*提供文本*.
☆ ☆ ☆
本發明公開了一種制備紐莫康定B0的發酵方法，包括以下步驟：將菌種Glarea lozoyensis接種于裝有第一培養基的搖瓶中，培養得到菌源液；將菌源液接種于裝有第二培養基的發酵罐中；通過曝氣管向第二培養基中泵送無菌空氣；發酵至24h后，通過曝氣管向所述第二培養基中泵送含有氨氣的無菌空氣；發酵至60h后，通過插入所述第二培養基中的微生物培養板向所述第二培養基中流加甘露醇；發酵至72h后，收集發酵罐中的紐莫康定B0。本發明提供的技術方案能減小菌液粘稠度，獲得紐莫康定B0的產量高。

技術領域

本發明屬于微生物技術領域，尤其涉及制備紐莫康定B0的發酵方法。

背景技術

紐莫康定B0，又稱為紐莫康定B₀，是由霉菌Glarea lozoyensis發酵所得的次級代謝產物，紐莫康定B0主要用于合成藥物卡泊芬凈，卡泊芬凈是一種半合成脂肽(棘白菌素，echinocandin)化合物，能抑制許多絲狀真菌和酵母菌細胞壁的一種基本成份β(1,3)-D-葡聚糖的合成，從而使得真菌細胞壁破裂失去完整性以及細胞內外滲透壓發生變化，最終發揮抗真菌的作用。
☆ ☆ ☆
[資料來源項目]

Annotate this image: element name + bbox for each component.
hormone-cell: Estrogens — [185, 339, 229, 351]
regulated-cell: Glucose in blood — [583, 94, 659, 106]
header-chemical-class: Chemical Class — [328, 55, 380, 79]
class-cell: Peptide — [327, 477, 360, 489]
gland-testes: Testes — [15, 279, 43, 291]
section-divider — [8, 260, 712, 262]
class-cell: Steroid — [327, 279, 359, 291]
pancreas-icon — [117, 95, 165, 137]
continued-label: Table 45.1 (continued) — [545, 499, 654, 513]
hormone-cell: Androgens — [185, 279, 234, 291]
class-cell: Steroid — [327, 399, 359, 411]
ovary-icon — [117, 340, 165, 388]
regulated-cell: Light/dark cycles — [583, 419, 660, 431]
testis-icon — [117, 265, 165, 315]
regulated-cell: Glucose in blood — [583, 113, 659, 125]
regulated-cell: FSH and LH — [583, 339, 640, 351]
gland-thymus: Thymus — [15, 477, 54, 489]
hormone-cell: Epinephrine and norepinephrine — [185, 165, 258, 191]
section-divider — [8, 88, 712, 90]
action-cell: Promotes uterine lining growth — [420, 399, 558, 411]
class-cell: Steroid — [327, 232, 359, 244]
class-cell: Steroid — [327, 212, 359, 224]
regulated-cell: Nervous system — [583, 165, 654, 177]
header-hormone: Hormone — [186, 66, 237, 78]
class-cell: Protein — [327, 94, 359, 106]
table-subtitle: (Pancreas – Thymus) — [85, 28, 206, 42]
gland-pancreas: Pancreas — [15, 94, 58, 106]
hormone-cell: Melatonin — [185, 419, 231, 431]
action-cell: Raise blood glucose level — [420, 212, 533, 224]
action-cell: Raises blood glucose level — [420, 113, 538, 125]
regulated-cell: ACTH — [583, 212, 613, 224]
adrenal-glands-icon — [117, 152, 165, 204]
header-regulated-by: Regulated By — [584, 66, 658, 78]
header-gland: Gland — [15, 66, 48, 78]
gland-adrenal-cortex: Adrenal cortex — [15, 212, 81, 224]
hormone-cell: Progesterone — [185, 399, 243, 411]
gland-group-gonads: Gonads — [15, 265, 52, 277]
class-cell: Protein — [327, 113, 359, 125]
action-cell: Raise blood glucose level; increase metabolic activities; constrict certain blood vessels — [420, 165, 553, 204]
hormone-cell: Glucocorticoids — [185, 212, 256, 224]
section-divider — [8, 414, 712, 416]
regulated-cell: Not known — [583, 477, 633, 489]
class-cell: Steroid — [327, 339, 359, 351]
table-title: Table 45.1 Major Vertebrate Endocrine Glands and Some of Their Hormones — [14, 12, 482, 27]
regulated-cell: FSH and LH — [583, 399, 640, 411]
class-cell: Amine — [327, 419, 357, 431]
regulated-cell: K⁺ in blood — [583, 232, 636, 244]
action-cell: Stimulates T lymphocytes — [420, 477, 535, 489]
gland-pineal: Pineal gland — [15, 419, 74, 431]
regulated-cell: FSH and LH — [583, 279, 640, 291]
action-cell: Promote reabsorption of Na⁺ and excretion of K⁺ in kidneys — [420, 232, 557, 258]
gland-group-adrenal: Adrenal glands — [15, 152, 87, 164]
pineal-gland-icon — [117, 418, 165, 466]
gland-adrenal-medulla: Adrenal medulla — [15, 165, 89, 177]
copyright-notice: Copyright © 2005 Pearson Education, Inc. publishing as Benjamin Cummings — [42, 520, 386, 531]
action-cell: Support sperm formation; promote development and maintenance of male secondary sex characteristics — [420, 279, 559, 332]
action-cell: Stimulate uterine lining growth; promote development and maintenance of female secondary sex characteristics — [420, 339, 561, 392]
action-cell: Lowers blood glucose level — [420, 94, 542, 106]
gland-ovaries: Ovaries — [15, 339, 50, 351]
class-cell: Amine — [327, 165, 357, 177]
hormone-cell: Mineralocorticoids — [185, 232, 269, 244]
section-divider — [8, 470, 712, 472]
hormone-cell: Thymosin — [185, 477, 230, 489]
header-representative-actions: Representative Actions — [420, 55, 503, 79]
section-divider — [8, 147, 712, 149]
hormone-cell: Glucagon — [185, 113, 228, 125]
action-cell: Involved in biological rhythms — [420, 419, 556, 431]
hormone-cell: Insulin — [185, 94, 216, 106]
☆ ☆ ☆
*任務目標*. 按提供文本中的順序，列出制備紐莫康定B0的發酵方法所包括的全部步驟。 作答時僅依據提供文本，不參考其他資料。

*本題解答*.
1. 將菌種Glarea lozoyensis接種于裝有第一培養基的搖瓶中，培養得到菌源液。
2. 將菌源液接種于裝有第二培養基的發酵罐中。
3. 通過曝氣管向第二培養基中泵送無菌空氣。
4. 發酵至24h后，通過曝氣管向第二培養基中泵送含有氨氣的無菌空氣。
5. 發酵至60h后，通過插入第二培養基中的微生物培養板向第二培養基中流加甘露醇。
6. 發酵至72h后，收集發酵罐中的紐莫康定B0。